TASK BRIEF: Copy every line of the records below where the word "CATOTUNE" occurs.

---------- MATERIAL FOR THIS EXERCISE ----------

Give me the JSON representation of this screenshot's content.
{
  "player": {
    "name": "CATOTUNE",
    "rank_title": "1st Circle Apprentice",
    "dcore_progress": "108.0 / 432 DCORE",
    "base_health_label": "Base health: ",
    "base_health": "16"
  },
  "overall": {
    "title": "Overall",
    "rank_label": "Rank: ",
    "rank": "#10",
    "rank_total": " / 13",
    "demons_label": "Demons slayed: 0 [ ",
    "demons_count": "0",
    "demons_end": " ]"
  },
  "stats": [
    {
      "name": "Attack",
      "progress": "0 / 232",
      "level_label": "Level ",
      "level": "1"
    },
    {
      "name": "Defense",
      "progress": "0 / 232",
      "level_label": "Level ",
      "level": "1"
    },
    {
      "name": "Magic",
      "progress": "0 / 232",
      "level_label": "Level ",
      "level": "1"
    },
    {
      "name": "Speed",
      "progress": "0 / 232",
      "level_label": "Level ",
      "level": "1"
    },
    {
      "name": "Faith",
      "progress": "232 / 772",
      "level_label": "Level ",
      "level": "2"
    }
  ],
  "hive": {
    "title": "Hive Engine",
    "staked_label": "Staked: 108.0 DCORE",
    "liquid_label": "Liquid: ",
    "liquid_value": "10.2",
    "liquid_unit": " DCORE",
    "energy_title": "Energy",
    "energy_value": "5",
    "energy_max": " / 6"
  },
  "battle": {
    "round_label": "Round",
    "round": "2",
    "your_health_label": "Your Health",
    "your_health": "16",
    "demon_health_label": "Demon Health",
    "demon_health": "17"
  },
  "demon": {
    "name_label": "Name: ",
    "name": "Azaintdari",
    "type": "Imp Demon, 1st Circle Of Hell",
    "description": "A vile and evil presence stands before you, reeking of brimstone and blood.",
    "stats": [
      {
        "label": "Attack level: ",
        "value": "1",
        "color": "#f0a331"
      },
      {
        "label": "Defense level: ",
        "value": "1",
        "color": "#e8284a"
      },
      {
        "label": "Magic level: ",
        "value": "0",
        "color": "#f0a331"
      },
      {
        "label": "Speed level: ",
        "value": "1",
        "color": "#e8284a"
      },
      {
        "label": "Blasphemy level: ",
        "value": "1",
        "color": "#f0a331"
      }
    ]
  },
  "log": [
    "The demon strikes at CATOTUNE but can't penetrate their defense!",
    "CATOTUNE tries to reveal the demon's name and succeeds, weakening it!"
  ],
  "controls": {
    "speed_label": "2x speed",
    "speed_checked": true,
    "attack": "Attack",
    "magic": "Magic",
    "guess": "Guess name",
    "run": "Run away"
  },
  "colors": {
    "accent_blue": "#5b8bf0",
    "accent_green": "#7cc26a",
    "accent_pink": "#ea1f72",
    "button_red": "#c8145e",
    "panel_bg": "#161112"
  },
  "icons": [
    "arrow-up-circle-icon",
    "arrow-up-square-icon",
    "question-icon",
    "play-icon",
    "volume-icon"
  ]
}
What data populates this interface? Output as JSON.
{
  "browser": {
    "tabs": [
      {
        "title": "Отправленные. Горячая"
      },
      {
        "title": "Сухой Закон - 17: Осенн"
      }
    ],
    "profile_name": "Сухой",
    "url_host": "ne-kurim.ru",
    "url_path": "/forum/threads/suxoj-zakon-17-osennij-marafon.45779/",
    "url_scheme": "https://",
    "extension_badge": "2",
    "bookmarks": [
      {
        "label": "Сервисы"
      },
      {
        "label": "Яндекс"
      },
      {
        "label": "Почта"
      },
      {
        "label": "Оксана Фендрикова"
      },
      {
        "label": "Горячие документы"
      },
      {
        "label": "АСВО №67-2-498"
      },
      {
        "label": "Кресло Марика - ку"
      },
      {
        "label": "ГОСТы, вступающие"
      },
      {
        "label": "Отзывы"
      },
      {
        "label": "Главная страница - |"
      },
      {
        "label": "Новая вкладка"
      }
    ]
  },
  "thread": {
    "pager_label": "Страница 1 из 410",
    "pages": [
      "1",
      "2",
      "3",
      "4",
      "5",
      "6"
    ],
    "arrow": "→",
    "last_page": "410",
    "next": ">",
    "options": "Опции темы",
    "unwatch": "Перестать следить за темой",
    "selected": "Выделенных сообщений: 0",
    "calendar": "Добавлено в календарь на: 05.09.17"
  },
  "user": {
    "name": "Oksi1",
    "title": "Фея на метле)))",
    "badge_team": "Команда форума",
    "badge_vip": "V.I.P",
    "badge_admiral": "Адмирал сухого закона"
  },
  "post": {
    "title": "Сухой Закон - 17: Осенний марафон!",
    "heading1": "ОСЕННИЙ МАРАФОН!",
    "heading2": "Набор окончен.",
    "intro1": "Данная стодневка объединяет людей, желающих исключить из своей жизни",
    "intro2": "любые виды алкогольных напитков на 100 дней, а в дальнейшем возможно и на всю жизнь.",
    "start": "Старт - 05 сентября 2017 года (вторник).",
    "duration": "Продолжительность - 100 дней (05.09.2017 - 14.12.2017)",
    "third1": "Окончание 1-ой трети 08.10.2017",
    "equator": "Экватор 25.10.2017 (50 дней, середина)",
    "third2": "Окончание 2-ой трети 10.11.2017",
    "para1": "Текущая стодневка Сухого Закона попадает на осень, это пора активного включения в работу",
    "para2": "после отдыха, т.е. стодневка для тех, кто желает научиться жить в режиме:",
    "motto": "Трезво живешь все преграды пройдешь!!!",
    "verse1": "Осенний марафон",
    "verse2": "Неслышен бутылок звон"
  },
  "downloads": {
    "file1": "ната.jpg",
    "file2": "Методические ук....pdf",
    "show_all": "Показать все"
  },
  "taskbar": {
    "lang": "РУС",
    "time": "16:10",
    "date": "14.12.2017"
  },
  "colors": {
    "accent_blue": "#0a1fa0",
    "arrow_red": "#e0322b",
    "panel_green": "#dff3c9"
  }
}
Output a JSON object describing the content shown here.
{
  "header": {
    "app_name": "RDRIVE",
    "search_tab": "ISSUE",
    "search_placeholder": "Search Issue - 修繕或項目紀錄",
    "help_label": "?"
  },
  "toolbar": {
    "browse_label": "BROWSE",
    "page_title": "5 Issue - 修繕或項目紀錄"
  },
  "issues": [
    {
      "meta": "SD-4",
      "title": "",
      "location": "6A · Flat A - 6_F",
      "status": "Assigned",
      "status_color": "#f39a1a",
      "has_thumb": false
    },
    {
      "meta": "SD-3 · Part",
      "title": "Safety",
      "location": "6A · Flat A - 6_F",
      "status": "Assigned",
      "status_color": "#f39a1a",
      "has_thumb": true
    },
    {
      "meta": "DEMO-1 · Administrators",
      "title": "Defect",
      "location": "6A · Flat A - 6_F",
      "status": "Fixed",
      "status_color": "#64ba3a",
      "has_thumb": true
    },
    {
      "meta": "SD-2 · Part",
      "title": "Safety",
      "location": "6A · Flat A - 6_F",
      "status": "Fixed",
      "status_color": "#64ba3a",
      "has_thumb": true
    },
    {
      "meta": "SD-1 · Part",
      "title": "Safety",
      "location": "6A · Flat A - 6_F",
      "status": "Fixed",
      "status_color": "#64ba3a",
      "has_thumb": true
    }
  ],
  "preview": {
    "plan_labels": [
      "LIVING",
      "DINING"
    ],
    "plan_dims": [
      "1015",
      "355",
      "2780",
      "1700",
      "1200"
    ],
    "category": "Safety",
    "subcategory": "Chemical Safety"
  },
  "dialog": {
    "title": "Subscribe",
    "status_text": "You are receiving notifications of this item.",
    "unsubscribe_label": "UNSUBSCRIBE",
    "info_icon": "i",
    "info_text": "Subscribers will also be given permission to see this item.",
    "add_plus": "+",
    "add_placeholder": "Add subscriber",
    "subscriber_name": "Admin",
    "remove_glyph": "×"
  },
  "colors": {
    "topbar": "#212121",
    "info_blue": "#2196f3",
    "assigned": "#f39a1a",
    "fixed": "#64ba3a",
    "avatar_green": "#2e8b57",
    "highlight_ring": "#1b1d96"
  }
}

----------

OUTPUT OF THE TASK:
    "name": "CATOTUNE",
    "The demon strikes at CATOTUNE but can't penetrate their defense!",
    "CATOTUNE tries to reveal the demon's name and succeeds, weakening it!"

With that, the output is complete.